— begin —

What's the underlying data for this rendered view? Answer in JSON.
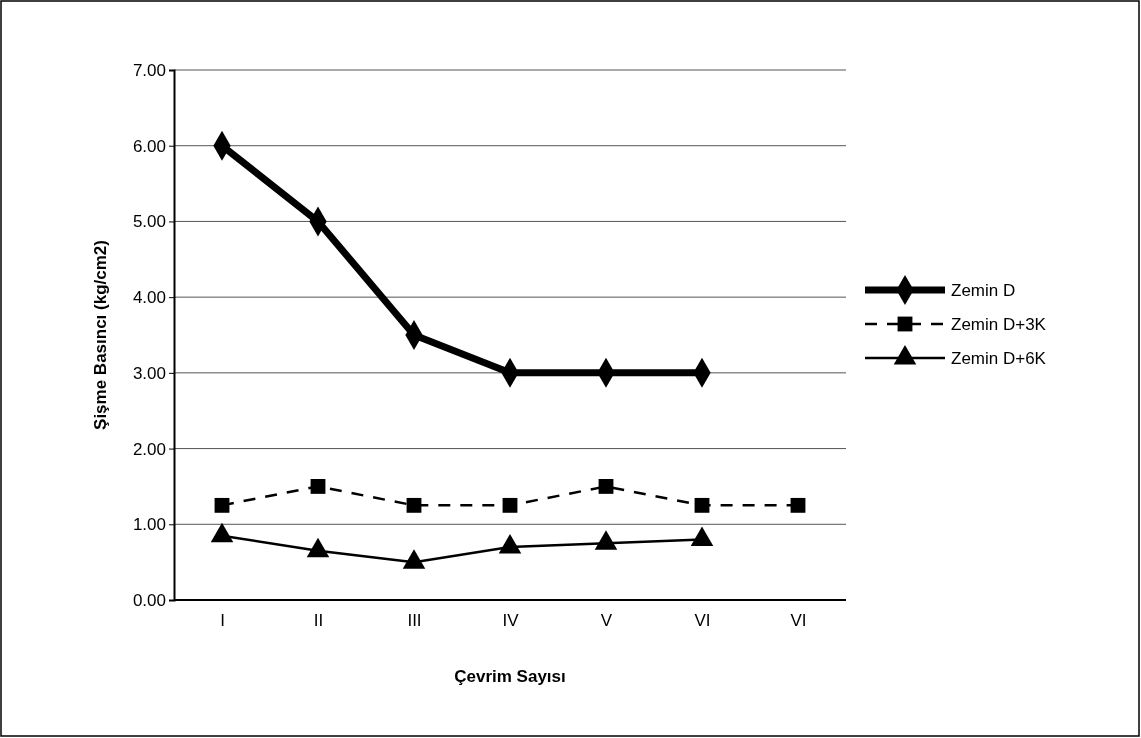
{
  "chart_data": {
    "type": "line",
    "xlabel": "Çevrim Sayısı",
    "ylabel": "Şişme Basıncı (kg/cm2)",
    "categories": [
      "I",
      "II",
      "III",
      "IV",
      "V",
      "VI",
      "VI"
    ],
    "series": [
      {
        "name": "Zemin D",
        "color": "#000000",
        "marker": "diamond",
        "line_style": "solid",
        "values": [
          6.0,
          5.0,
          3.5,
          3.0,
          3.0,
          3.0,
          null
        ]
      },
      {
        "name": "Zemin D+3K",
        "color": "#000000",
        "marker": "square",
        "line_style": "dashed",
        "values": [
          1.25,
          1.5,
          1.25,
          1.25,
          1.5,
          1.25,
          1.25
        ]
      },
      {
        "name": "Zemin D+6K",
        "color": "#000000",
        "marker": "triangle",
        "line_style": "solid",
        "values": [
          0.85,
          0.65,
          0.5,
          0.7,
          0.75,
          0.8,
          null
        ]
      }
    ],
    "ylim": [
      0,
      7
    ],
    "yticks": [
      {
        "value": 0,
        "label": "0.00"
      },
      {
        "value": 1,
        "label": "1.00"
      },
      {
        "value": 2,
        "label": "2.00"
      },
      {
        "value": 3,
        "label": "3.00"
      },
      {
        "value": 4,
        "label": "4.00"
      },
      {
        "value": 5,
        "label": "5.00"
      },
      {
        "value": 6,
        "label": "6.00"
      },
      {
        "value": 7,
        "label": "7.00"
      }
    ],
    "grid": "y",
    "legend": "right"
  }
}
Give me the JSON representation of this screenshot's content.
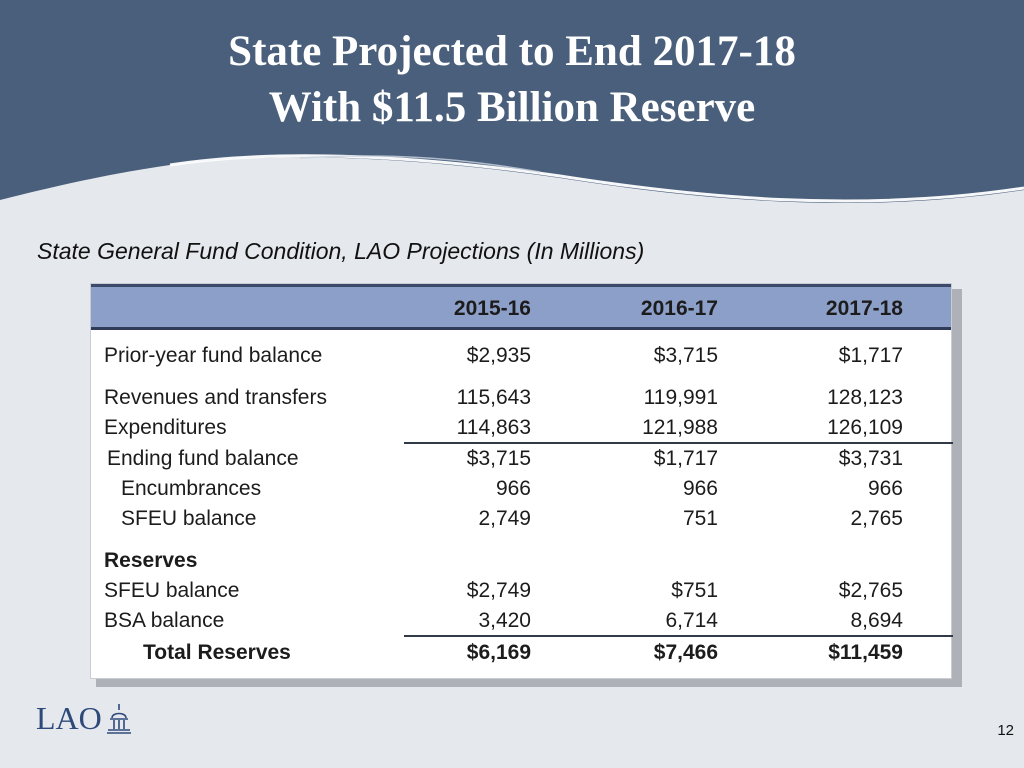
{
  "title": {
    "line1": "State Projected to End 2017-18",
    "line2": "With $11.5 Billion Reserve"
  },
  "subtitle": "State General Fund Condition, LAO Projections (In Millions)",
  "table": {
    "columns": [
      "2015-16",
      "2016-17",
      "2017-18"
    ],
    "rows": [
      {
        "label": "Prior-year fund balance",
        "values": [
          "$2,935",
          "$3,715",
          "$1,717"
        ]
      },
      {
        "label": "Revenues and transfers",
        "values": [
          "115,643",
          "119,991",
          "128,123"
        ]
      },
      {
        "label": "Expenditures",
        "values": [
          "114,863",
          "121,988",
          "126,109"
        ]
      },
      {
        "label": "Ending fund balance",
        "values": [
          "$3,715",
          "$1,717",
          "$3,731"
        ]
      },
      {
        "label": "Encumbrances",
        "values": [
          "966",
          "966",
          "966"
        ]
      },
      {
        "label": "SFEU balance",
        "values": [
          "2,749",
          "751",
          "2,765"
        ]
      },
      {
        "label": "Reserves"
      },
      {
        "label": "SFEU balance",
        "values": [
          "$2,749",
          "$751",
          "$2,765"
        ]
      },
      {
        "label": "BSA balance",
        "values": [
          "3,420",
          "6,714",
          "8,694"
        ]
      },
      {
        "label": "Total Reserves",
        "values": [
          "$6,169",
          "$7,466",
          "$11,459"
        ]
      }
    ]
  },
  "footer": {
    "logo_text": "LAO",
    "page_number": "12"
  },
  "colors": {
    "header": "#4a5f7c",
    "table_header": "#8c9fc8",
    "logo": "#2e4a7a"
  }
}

— end —

Exercise directions: The material above must be printed exactly, with its pictures left out.

Response to this exercise:
What's the underlying data for this rendered view? Answer in JSON.
{
  "chart_data": {
    "type": "line",
    "xlabel": "Çevrim Sayısı",
    "ylabel": "Şişme Basıncı (kg/cm2)",
    "categories": [
      "I",
      "II",
      "III",
      "IV",
      "V",
      "VI",
      "VI"
    ],
    "series": [
      {
        "name": "Zemin D",
        "color": "#000000",
        "marker": "diamond",
        "line_style": "solid",
        "values": [
          6.0,
          5.0,
          3.5,
          3.0,
          3.0,
          3.0,
          null
        ]
      },
      {
        "name": "Zemin D+3K",
        "color": "#000000",
        "marker": "square",
        "line_style": "dashed",
        "values": [
          1.25,
          1.5,
          1.25,
          1.25,
          1.5,
          1.25,
          1.25
        ]
      },
      {
        "name": "Zemin D+6K",
        "color": "#000000",
        "marker": "triangle",
        "line_style": "solid",
        "values": [
          0.85,
          0.65,
          0.5,
          0.7,
          0.75,
          0.8,
          null
        ]
      }
    ],
    "ylim": [
      0,
      7
    ],
    "yticks": [
      {
        "value": 0,
        "label": "0.00"
      },
      {
        "value": 1,
        "label": "1.00"
      },
      {
        "value": 2,
        "label": "2.00"
      },
      {
        "value": 3,
        "label": "3.00"
      },
      {
        "value": 4,
        "label": "4.00"
      },
      {
        "value": 5,
        "label": "5.00"
      },
      {
        "value": 6,
        "label": "6.00"
      },
      {
        "value": 7,
        "label": "7.00"
      }
    ],
    "grid": "y",
    "legend": "right"
  }
}
Give me the JSON representation of this screenshot's content.
{
  "title": {
    "line1": "State Projected to End 2017-18",
    "line2": "With $11.5 Billion Reserve"
  },
  "subtitle": "State General Fund Condition, LAO Projections (In Millions)",
  "table": {
    "columns": [
      "2015-16",
      "2016-17",
      "2017-18"
    ],
    "rows": [
      {
        "label": "Prior-year fund balance",
        "values": [
          "$2,935",
          "$3,715",
          "$1,717"
        ]
      },
      {
        "label": "Revenues and transfers",
        "values": [
          "115,643",
          "119,991",
          "128,123"
        ]
      },
      {
        "label": "Expenditures",
        "values": [
          "114,863",
          "121,988",
          "126,109"
        ]
      },
      {
        "label": "Ending fund balance",
        "values": [
          "$3,715",
          "$1,717",
          "$3,731"
        ]
      },
      {
        "label": "Encumbrances",
        "values": [
          "966",
          "966",
          "966"
        ]
      },
      {
        "label": "SFEU balance",
        "values": [
          "2,749",
          "751",
          "2,765"
        ]
      },
      {
        "label": "Reserves"
      },
      {
        "label": "SFEU balance",
        "values": [
          "$2,749",
          "$751",
          "$2,765"
        ]
      },
      {
        "label": "BSA balance",
        "values": [
          "3,420",
          "6,714",
          "8,694"
        ]
      },
      {
        "label": "Total Reserves",
        "values": [
          "$6,169",
          "$7,466",
          "$11,459"
        ]
      }
    ]
  },
  "footer": {
    "logo_text": "LAO",
    "page_number": "12"
  },
  "colors": {
    "header": "#4a5f7c",
    "table_header": "#8c9fc8",
    "logo": "#2e4a7a"
  }
}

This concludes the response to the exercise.